▶ [To be done] Output every line of the data below verbatim.
# START OF Stored rows
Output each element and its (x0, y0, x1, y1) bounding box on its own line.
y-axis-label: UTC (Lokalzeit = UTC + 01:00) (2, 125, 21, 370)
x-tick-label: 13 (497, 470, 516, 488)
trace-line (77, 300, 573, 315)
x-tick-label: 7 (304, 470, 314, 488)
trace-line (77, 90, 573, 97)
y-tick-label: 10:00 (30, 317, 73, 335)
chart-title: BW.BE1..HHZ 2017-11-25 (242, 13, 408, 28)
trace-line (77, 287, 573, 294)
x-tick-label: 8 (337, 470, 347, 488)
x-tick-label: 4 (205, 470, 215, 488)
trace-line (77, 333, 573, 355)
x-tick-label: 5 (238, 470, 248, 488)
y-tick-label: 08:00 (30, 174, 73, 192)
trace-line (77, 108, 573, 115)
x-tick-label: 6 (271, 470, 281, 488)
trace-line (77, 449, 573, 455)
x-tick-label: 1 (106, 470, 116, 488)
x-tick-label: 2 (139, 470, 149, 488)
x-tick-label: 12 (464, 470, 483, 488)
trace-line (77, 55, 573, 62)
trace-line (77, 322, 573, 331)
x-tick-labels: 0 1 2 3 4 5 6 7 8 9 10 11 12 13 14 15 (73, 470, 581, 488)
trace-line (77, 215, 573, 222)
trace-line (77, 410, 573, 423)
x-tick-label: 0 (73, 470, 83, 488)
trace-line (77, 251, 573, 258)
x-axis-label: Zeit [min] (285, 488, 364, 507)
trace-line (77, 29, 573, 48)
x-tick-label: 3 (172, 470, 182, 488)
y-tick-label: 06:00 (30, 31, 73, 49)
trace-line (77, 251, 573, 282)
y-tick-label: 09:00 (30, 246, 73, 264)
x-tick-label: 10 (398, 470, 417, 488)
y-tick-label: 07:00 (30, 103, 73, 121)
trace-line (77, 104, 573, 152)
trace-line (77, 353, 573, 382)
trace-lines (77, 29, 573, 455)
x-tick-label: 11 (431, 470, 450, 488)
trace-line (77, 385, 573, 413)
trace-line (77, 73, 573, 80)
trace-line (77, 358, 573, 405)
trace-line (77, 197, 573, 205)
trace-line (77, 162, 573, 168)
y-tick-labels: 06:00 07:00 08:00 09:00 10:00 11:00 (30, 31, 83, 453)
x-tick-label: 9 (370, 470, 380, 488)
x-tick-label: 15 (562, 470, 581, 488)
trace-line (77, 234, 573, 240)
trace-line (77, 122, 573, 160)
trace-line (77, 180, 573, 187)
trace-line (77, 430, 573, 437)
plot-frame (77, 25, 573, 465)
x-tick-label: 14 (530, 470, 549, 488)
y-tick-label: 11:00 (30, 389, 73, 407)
# END OF Stored rows
▶ [Written answer]
Output each element and its (x0, y0, x1, y1) bounding box on its own line.
y-axis-label: UTC (Lokalzeit = UTC + 01:00) (2, 125, 21, 370)
x-tick-label: 13 (497, 470, 516, 488)
trace-line (77, 300, 573, 315)
x-tick-label: 7 (304, 470, 314, 488)
trace-line (77, 90, 573, 97)
y-tick-label: 10:00 (30, 317, 73, 335)
chart-title: BW.BE1..HHZ 2017-11-25 (242, 13, 408, 28)
trace-line (77, 287, 573, 294)
x-tick-label: 8 (337, 470, 347, 488)
x-tick-label: 4 (205, 470, 215, 488)
trace-line (77, 333, 573, 355)
x-tick-label: 5 (238, 470, 248, 488)
y-tick-label: 08:00 (30, 174, 73, 192)
trace-line (77, 108, 573, 115)
x-tick-label: 6 (271, 470, 281, 488)
trace-line (77, 449, 573, 455)
x-tick-label: 1 (106, 470, 116, 488)
x-tick-label: 2 (139, 470, 149, 488)
x-tick-label: 12 (464, 470, 483, 488)
trace-line (77, 55, 573, 62)
trace-line (77, 322, 573, 331)
x-tick-labels: 0 1 2 3 4 5 6 7 8 9 10 11 12 13 14 15 (73, 470, 581, 488)
trace-line (77, 215, 573, 222)
trace-line (77, 410, 573, 423)
x-tick-label: 0 (73, 470, 83, 488)
trace-line (77, 251, 573, 258)
x-axis-label: Zeit [min] (285, 488, 364, 507)
trace-line (77, 29, 573, 48)
x-tick-label: 3 (172, 470, 182, 488)
y-tick-label: 06:00 (30, 31, 73, 49)
trace-line (77, 251, 573, 282)
y-tick-label: 09:00 (30, 246, 73, 264)
x-tick-label: 10 (398, 470, 417, 488)
y-tick-label: 07:00 (30, 103, 73, 121)
trace-line (77, 104, 573, 152)
trace-line (77, 353, 573, 382)
trace-lines (77, 29, 573, 455)
x-tick-label: 11 (431, 470, 450, 488)
trace-line (77, 385, 573, 413)
trace-line (77, 73, 573, 80)
trace-line (77, 358, 573, 405)
trace-line (77, 197, 573, 205)
trace-line (77, 162, 573, 168)
y-tick-labels: 06:00 07:00 08:00 09:00 10:00 11:00 (30, 31, 83, 453)
x-tick-label: 9 (370, 470, 380, 488)
x-tick-label: 15 (562, 470, 581, 488)
trace-line (77, 234, 573, 240)
trace-line (77, 122, 573, 160)
trace-line (77, 180, 573, 187)
trace-line (77, 430, 573, 437)
plot-frame (77, 25, 573, 465)
x-tick-label: 14 (530, 470, 549, 488)
y-tick-label: 11:00 (30, 389, 73, 407)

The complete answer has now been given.